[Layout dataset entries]
__________________________________________________

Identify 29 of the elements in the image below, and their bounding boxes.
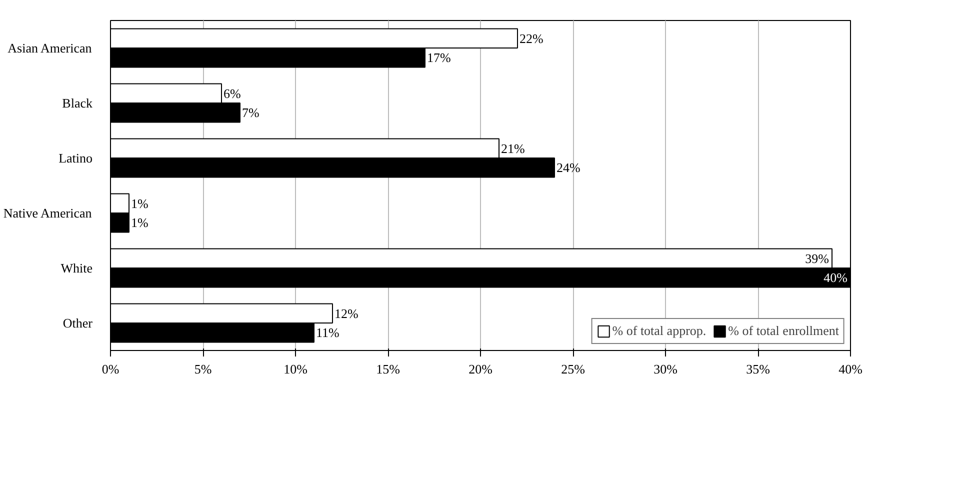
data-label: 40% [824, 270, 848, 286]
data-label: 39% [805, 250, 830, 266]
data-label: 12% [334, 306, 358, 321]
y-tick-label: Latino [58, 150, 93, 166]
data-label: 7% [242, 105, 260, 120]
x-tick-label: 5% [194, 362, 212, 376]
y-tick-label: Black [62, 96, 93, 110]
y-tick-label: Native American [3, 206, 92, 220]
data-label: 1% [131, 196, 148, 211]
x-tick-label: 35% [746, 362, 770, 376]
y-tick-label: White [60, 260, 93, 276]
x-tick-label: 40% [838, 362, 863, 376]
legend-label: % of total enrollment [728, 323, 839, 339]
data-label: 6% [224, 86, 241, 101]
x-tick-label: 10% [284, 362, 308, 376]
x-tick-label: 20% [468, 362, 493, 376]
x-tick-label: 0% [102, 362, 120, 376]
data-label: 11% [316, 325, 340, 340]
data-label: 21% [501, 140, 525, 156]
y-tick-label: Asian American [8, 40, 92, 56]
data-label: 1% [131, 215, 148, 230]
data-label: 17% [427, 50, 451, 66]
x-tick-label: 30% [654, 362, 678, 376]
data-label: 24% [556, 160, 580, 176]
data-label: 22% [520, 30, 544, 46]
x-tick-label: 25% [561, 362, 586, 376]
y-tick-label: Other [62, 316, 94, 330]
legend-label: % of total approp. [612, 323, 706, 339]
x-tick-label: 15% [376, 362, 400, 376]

__________________________________________________

_TASK GOAL_: Rename every "data-label" in the entries above to "value-label" and write the entries out again with nothing else altered. Leave out the pictures.

_WRITTEN REPLY_:
Identify 29 of the elements in the image below, and their bounding boxes.
value-label: 40% [824, 270, 848, 286]
value-label: 39% [805, 250, 830, 266]
value-label: 12% [334, 306, 358, 321]
y-tick-label: Latino [58, 150, 93, 166]
value-label: 7% [242, 105, 260, 120]
x-tick-label: 5% [194, 362, 212, 376]
y-tick-label: Black [62, 96, 93, 110]
y-tick-label: Native American [3, 206, 92, 220]
value-label: 1% [131, 196, 148, 211]
x-tick-label: 35% [746, 362, 770, 376]
y-tick-label: White [60, 260, 93, 276]
x-tick-label: 40% [838, 362, 863, 376]
legend-label: % of total enrollment [728, 323, 839, 339]
value-label: 6% [224, 86, 241, 101]
x-tick-label: 10% [284, 362, 308, 376]
x-tick-label: 20% [468, 362, 493, 376]
x-tick-label: 0% [102, 362, 120, 376]
value-label: 11% [316, 325, 340, 340]
value-label: 21% [501, 140, 525, 156]
y-tick-label: Asian American [8, 40, 92, 56]
value-label: 1% [131, 215, 148, 230]
value-label: 17% [427, 50, 451, 66]
x-tick-label: 30% [654, 362, 678, 376]
value-label: 24% [556, 160, 580, 176]
value-label: 22% [520, 30, 544, 46]
x-tick-label: 25% [561, 362, 586, 376]
y-tick-label: Other [62, 316, 94, 330]
legend-label: % of total approp. [612, 323, 706, 339]
x-tick-label: 15% [376, 362, 400, 376]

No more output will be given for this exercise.